[MATERIAL PROVIDED]
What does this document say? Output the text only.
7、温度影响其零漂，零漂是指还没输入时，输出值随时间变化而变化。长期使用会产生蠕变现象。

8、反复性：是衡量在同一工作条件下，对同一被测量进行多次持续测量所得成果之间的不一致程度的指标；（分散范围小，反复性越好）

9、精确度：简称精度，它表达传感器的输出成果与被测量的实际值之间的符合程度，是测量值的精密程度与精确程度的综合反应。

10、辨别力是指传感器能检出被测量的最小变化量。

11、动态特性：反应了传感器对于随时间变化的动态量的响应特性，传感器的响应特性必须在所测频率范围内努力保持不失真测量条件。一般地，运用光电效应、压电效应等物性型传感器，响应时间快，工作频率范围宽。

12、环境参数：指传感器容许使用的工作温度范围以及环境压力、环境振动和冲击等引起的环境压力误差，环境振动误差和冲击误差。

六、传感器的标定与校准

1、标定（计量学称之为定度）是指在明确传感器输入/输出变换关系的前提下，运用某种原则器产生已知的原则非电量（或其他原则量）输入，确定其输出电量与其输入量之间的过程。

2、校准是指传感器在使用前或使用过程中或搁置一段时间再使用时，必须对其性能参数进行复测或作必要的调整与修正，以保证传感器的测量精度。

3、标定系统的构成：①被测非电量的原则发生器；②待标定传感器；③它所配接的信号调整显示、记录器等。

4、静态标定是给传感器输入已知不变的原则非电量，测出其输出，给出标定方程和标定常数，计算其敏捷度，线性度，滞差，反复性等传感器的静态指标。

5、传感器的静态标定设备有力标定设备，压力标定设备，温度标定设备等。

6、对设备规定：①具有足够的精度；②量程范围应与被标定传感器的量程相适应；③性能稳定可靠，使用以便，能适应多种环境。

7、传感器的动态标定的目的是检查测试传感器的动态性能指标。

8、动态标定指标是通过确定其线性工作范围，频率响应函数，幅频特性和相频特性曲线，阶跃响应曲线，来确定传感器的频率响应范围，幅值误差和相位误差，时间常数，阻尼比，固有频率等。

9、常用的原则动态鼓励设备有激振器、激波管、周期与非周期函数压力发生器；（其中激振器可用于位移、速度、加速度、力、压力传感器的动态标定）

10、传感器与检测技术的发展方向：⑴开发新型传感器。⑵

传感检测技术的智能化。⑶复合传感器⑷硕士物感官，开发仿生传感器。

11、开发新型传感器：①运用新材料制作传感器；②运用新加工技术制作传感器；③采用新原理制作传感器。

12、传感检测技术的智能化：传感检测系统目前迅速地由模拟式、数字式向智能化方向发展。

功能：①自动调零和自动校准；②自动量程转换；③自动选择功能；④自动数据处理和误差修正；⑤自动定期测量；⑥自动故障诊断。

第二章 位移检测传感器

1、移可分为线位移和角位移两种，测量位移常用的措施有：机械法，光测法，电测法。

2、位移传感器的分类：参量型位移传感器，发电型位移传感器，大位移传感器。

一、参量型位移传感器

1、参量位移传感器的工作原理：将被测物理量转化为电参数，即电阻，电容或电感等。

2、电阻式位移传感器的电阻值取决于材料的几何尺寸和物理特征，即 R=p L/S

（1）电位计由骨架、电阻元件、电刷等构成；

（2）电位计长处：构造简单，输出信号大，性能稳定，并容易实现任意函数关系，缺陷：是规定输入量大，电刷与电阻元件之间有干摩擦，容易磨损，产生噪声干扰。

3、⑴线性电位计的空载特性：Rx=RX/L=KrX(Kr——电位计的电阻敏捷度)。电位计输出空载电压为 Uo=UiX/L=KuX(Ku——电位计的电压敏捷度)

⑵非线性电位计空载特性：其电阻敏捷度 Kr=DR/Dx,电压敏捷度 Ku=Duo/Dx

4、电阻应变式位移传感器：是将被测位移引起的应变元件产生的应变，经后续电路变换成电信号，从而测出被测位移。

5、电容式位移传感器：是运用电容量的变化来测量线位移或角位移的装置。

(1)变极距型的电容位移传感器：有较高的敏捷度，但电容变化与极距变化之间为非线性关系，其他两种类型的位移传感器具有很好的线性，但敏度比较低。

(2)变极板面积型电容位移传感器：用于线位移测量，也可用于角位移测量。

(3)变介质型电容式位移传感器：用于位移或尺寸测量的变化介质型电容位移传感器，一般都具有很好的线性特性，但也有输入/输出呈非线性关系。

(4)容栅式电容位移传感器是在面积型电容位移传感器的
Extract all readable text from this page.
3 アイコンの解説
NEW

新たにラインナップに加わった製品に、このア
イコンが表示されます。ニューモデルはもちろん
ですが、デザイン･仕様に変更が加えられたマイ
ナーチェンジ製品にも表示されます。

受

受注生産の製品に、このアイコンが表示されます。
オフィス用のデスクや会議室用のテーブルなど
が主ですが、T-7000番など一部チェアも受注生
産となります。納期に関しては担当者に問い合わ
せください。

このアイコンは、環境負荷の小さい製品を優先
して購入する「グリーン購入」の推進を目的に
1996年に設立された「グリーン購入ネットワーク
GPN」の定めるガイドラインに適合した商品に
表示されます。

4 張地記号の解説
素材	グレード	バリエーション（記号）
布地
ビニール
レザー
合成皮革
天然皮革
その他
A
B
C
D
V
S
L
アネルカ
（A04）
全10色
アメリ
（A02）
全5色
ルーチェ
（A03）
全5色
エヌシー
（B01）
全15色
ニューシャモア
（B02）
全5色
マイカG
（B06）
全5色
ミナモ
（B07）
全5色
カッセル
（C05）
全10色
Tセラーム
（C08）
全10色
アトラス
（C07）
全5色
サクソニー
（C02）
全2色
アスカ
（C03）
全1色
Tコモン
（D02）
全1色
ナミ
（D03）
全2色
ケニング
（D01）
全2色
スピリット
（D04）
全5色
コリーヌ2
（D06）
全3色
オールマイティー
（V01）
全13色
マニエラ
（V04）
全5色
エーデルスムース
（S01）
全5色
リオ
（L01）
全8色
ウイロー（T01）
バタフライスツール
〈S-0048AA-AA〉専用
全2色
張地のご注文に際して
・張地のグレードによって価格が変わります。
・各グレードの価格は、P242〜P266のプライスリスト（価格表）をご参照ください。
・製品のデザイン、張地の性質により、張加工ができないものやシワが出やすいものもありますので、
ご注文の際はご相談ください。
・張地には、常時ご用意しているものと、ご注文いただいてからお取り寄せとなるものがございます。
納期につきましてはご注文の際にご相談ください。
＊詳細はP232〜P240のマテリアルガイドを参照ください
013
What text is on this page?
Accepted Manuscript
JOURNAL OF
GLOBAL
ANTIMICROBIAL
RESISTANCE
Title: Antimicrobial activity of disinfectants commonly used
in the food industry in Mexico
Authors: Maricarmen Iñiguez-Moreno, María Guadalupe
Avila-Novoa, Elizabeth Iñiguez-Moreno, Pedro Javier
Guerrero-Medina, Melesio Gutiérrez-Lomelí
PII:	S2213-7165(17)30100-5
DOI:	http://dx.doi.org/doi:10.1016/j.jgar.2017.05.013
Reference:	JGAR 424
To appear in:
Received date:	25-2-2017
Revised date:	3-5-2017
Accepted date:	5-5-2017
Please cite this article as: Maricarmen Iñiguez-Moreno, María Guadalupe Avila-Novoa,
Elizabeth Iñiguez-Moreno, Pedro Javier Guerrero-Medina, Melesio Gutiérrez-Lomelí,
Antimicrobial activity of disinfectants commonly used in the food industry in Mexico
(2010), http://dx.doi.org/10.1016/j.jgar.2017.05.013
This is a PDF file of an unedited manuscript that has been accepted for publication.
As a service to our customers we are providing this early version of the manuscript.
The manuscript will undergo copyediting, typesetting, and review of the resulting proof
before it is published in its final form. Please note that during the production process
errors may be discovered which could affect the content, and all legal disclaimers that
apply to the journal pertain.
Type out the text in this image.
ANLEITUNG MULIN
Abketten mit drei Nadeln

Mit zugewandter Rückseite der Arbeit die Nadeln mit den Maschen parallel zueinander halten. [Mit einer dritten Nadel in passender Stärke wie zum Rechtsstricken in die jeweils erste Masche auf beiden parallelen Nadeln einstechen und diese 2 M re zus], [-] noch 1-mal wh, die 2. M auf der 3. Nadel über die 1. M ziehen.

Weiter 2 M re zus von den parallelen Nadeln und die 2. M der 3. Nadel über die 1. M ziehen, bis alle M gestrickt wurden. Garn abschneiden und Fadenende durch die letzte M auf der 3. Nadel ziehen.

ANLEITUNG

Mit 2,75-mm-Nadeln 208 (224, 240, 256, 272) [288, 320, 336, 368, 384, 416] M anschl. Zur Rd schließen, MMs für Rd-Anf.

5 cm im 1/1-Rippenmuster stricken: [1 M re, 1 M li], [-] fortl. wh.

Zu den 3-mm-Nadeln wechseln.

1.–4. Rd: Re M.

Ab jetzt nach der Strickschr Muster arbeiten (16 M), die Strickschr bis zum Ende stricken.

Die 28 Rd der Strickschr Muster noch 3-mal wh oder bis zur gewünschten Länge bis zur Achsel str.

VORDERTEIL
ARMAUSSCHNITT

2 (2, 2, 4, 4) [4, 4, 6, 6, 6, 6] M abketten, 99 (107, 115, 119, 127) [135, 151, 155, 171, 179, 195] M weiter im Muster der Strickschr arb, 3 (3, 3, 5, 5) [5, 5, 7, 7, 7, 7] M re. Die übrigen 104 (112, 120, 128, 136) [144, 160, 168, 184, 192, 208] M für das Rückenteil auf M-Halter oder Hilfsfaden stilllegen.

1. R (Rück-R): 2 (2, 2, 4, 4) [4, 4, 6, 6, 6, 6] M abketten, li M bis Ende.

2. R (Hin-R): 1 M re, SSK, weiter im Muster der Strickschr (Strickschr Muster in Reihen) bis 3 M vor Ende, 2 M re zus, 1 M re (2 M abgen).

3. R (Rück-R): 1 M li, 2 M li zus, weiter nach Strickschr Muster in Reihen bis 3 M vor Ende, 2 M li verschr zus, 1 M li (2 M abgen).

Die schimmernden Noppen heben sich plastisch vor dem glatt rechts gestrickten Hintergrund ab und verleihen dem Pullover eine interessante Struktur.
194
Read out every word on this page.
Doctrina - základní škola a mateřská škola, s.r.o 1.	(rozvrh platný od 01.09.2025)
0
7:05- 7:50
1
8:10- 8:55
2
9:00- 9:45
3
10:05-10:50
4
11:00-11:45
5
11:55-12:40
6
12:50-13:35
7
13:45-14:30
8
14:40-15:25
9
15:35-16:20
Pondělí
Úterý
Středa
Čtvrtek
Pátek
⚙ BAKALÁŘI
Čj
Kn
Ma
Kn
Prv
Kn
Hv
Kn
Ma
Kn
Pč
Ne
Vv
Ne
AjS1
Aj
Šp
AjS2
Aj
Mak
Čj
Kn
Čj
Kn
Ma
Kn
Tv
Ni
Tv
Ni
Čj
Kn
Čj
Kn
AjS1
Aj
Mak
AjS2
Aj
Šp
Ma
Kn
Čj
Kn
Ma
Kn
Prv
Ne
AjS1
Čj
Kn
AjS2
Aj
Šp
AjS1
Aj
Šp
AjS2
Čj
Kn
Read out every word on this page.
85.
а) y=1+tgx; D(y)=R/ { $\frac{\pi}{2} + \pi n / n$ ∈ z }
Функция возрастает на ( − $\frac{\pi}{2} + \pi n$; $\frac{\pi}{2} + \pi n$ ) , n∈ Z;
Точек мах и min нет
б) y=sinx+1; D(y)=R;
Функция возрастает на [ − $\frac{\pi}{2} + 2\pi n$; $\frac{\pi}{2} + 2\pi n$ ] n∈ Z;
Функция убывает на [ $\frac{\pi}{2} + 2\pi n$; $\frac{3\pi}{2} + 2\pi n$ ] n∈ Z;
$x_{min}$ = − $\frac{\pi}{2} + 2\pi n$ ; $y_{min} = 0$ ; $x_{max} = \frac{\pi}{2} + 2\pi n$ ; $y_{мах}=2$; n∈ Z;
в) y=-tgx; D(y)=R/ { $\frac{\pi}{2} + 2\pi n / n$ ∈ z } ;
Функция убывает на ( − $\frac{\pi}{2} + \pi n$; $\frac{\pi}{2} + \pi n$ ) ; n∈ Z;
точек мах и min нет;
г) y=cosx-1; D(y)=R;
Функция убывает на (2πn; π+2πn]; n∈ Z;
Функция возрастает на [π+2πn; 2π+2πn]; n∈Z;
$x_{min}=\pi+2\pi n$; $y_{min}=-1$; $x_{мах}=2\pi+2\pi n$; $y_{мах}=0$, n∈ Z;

[STATED PROBLEM] Search the listing for the word "disinfectants" and return each line that holds it.

[RESULT]
Title: Antimicrobial activity of disinfectants commonly used
Antimicrobial activity of disinfectants commonly used in the food industry in Mexico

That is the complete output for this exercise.